- AIM OF THE EXERCISE -
Below is a block of records: output all of them exactly and leave out the pictures.

┌──

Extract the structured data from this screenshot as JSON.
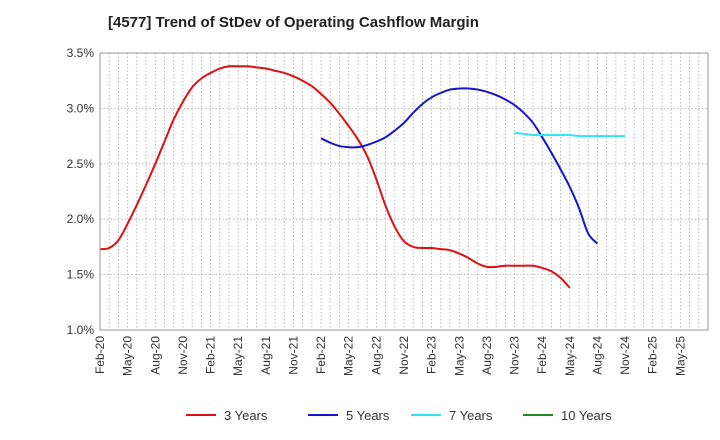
{
  "chart_data": {
    "type": "line",
    "title": "[4577]  Trend of StDev of Operating Cashflow Margin",
    "xlabel": "",
    "ylabel": "",
    "x_ticks": [
      "Feb-20",
      "May-20",
      "Aug-20",
      "Nov-20",
      "Feb-21",
      "May-21",
      "Aug-21",
      "Nov-21",
      "Feb-22",
      "May-22",
      "Aug-22",
      "Nov-22",
      "Feb-23",
      "May-23",
      "Aug-23",
      "Nov-23",
      "Feb-24",
      "May-24",
      "Aug-24",
      "Nov-24",
      "Feb-25",
      "May-25"
    ],
    "y_ticks": [
      "1.0%",
      "1.5%",
      "2.0%",
      "2.5%",
      "3.0%",
      "3.5%"
    ],
    "ylim": [
      1.0,
      3.5
    ],
    "y_unit": "%",
    "grid": true,
    "legend_position": "bottom",
    "series": [
      {
        "name": "3 Years",
        "color": "#dd1111",
        "points": [
          [
            "Feb-20",
            1.73
          ],
          [
            "Mar-20",
            1.74
          ],
          [
            "Apr-20",
            1.81
          ],
          [
            "May-20",
            1.96
          ],
          [
            "Jun-20",
            2.13
          ],
          [
            "Jul-20",
            2.31
          ],
          [
            "Aug-20",
            2.5
          ],
          [
            "Sep-20",
            2.7
          ],
          [
            "Oct-20",
            2.9
          ],
          [
            "Nov-20",
            3.06
          ],
          [
            "Dec-20",
            3.19
          ],
          [
            "Jan-21",
            3.27
          ],
          [
            "Feb-21",
            3.32
          ],
          [
            "Mar-21",
            3.36
          ],
          [
            "Apr-21",
            3.38
          ],
          [
            "May-21",
            3.38
          ],
          [
            "Jun-21",
            3.38
          ],
          [
            "Jul-21",
            3.37
          ],
          [
            "Aug-21",
            3.36
          ],
          [
            "Sep-21",
            3.34
          ],
          [
            "Oct-21",
            3.32
          ],
          [
            "Nov-21",
            3.29
          ],
          [
            "Dec-21",
            3.25
          ],
          [
            "Jan-22",
            3.2
          ],
          [
            "Feb-22",
            3.13
          ],
          [
            "Mar-22",
            3.05
          ],
          [
            "Apr-22",
            2.95
          ],
          [
            "May-22",
            2.84
          ],
          [
            "Jun-22",
            2.72
          ],
          [
            "Jul-22",
            2.57
          ],
          [
            "Aug-22",
            2.36
          ],
          [
            "Sep-22",
            2.12
          ],
          [
            "Oct-22",
            1.93
          ],
          [
            "Nov-22",
            1.8
          ],
          [
            "Dec-22",
            1.75
          ],
          [
            "Jan-23",
            1.74
          ],
          [
            "Feb-23",
            1.74
          ],
          [
            "Mar-23",
            1.73
          ],
          [
            "Apr-23",
            1.72
          ],
          [
            "May-23",
            1.69
          ],
          [
            "Jun-23",
            1.65
          ],
          [
            "Jul-23",
            1.6
          ],
          [
            "Aug-23",
            1.57
          ],
          [
            "Sep-23",
            1.57
          ],
          [
            "Oct-23",
            1.58
          ],
          [
            "Nov-23",
            1.58
          ],
          [
            "Dec-23",
            1.58
          ],
          [
            "Jan-24",
            1.58
          ],
          [
            "Feb-24",
            1.56
          ],
          [
            "Mar-24",
            1.53
          ],
          [
            "Apr-24",
            1.47
          ],
          [
            "May-24",
            1.38
          ]
        ]
      },
      {
        "name": "5 Years",
        "color": "#1515cc",
        "points": [
          [
            "Feb-22",
            2.73
          ],
          [
            "Mar-22",
            2.69
          ],
          [
            "Apr-22",
            2.66
          ],
          [
            "May-22",
            2.65
          ],
          [
            "Jun-22",
            2.65
          ],
          [
            "Jul-22",
            2.67
          ],
          [
            "Aug-22",
            2.7
          ],
          [
            "Sep-22",
            2.74
          ],
          [
            "Oct-22",
            2.8
          ],
          [
            "Nov-22",
            2.87
          ],
          [
            "Dec-22",
            2.96
          ],
          [
            "Jan-23",
            3.04
          ],
          [
            "Feb-23",
            3.1
          ],
          [
            "Mar-23",
            3.14
          ],
          [
            "Apr-23",
            3.17
          ],
          [
            "May-23",
            3.18
          ],
          [
            "Jun-23",
            3.18
          ],
          [
            "Jul-23",
            3.17
          ],
          [
            "Aug-23",
            3.15
          ],
          [
            "Sep-23",
            3.12
          ],
          [
            "Oct-23",
            3.08
          ],
          [
            "Nov-23",
            3.03
          ],
          [
            "Dec-23",
            2.96
          ],
          [
            "Jan-24",
            2.87
          ],
          [
            "Feb-24",
            2.74
          ],
          [
            "Mar-24",
            2.6
          ],
          [
            "Apr-24",
            2.45
          ],
          [
            "May-24",
            2.29
          ],
          [
            "Jun-24",
            2.1
          ],
          [
            "Jul-24",
            1.87
          ],
          [
            "Aug-24",
            1.78
          ]
        ]
      },
      {
        "name": "7 Years",
        "color": "#33e5ee",
        "points": [
          [
            "Nov-23",
            2.78
          ],
          [
            "Dec-23",
            2.77
          ],
          [
            "Jan-24",
            2.76
          ],
          [
            "Feb-24",
            2.76
          ],
          [
            "Mar-24",
            2.76
          ],
          [
            "Apr-24",
            2.76
          ],
          [
            "May-24",
            2.76
          ],
          [
            "Jun-24",
            2.75
          ],
          [
            "Jul-24",
            2.75
          ],
          [
            "Aug-24",
            2.75
          ],
          [
            "Sep-24",
            2.75
          ],
          [
            "Oct-24",
            2.75
          ],
          [
            "Nov-24",
            2.75
          ]
        ]
      },
      {
        "name": "10 Years",
        "color": "#228822",
        "points": []
      }
    ]
  }
}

└──

- FINISHED TASK -
Extract the structured data from this screenshot as JSON.
{
  "chart_data": {
    "type": "line",
    "title": "[4577]  Trend of StDev of Operating Cashflow Margin",
    "xlabel": "",
    "ylabel": "",
    "x_ticks": [
      "Feb-20",
      "May-20",
      "Aug-20",
      "Nov-20",
      "Feb-21",
      "May-21",
      "Aug-21",
      "Nov-21",
      "Feb-22",
      "May-22",
      "Aug-22",
      "Nov-22",
      "Feb-23",
      "May-23",
      "Aug-23",
      "Nov-23",
      "Feb-24",
      "May-24",
      "Aug-24",
      "Nov-24",
      "Feb-25",
      "May-25"
    ],
    "y_ticks": [
      "1.0%",
      "1.5%",
      "2.0%",
      "2.5%",
      "3.0%",
      "3.5%"
    ],
    "ylim": [
      1.0,
      3.5
    ],
    "y_unit": "%",
    "grid": true,
    "legend_position": "bottom",
    "series": [
      {
        "name": "3 Years",
        "color": "#dd1111",
        "points": [
          [
            "Feb-20",
            1.73
          ],
          [
            "Mar-20",
            1.74
          ],
          [
            "Apr-20",
            1.81
          ],
          [
            "May-20",
            1.96
          ],
          [
            "Jun-20",
            2.13
          ],
          [
            "Jul-20",
            2.31
          ],
          [
            "Aug-20",
            2.5
          ],
          [
            "Sep-20",
            2.7
          ],
          [
            "Oct-20",
            2.9
          ],
          [
            "Nov-20",
            3.06
          ],
          [
            "Dec-20",
            3.19
          ],
          [
            "Jan-21",
            3.27
          ],
          [
            "Feb-21",
            3.32
          ],
          [
            "Mar-21",
            3.36
          ],
          [
            "Apr-21",
            3.38
          ],
          [
            "May-21",
            3.38
          ],
          [
            "Jun-21",
            3.38
          ],
          [
            "Jul-21",
            3.37
          ],
          [
            "Aug-21",
            3.36
          ],
          [
            "Sep-21",
            3.34
          ],
          [
            "Oct-21",
            3.32
          ],
          [
            "Nov-21",
            3.29
          ],
          [
            "Dec-21",
            3.25
          ],
          [
            "Jan-22",
            3.2
          ],
          [
            "Feb-22",
            3.13
          ],
          [
            "Mar-22",
            3.05
          ],
          [
            "Apr-22",
            2.95
          ],
          [
            "May-22",
            2.84
          ],
          [
            "Jun-22",
            2.72
          ],
          [
            "Jul-22",
            2.57
          ],
          [
            "Aug-22",
            2.36
          ],
          [
            "Sep-22",
            2.12
          ],
          [
            "Oct-22",
            1.93
          ],
          [
            "Nov-22",
            1.8
          ],
          [
            "Dec-22",
            1.75
          ],
          [
            "Jan-23",
            1.74
          ],
          [
            "Feb-23",
            1.74
          ],
          [
            "Mar-23",
            1.73
          ],
          [
            "Apr-23",
            1.72
          ],
          [
            "May-23",
            1.69
          ],
          [
            "Jun-23",
            1.65
          ],
          [
            "Jul-23",
            1.6
          ],
          [
            "Aug-23",
            1.57
          ],
          [
            "Sep-23",
            1.57
          ],
          [
            "Oct-23",
            1.58
          ],
          [
            "Nov-23",
            1.58
          ],
          [
            "Dec-23",
            1.58
          ],
          [
            "Jan-24",
            1.58
          ],
          [
            "Feb-24",
            1.56
          ],
          [
            "Mar-24",
            1.53
          ],
          [
            "Apr-24",
            1.47
          ],
          [
            "May-24",
            1.38
          ]
        ]
      },
      {
        "name": "5 Years",
        "color": "#1515cc",
        "points": [
          [
            "Feb-22",
            2.73
          ],
          [
            "Mar-22",
            2.69
          ],
          [
            "Apr-22",
            2.66
          ],
          [
            "May-22",
            2.65
          ],
          [
            "Jun-22",
            2.65
          ],
          [
            "Jul-22",
            2.67
          ],
          [
            "Aug-22",
            2.7
          ],
          [
            "Sep-22",
            2.74
          ],
          [
            "Oct-22",
            2.8
          ],
          [
            "Nov-22",
            2.87
          ],
          [
            "Dec-22",
            2.96
          ],
          [
            "Jan-23",
            3.04
          ],
          [
            "Feb-23",
            3.1
          ],
          [
            "Mar-23",
            3.14
          ],
          [
            "Apr-23",
            3.17
          ],
          [
            "May-23",
            3.18
          ],
          [
            "Jun-23",
            3.18
          ],
          [
            "Jul-23",
            3.17
          ],
          [
            "Aug-23",
            3.15
          ],
          [
            "Sep-23",
            3.12
          ],
          [
            "Oct-23",
            3.08
          ],
          [
            "Nov-23",
            3.03
          ],
          [
            "Dec-23",
            2.96
          ],
          [
            "Jan-24",
            2.87
          ],
          [
            "Feb-24",
            2.74
          ],
          [
            "Mar-24",
            2.6
          ],
          [
            "Apr-24",
            2.45
          ],
          [
            "May-24",
            2.29
          ],
          [
            "Jun-24",
            2.1
          ],
          [
            "Jul-24",
            1.87
          ],
          [
            "Aug-24",
            1.78
          ]
        ]
      },
      {
        "name": "7 Years",
        "color": "#33e5ee",
        "points": [
          [
            "Nov-23",
            2.78
          ],
          [
            "Dec-23",
            2.77
          ],
          [
            "Jan-24",
            2.76
          ],
          [
            "Feb-24",
            2.76
          ],
          [
            "Mar-24",
            2.76
          ],
          [
            "Apr-24",
            2.76
          ],
          [
            "May-24",
            2.76
          ],
          [
            "Jun-24",
            2.75
          ],
          [
            "Jul-24",
            2.75
          ],
          [
            "Aug-24",
            2.75
          ],
          [
            "Sep-24",
            2.75
          ],
          [
            "Oct-24",
            2.75
          ],
          [
            "Nov-24",
            2.75
          ]
        ]
      },
      {
        "name": "10 Years",
        "color": "#228822",
        "points": []
      }
    ]
  }
}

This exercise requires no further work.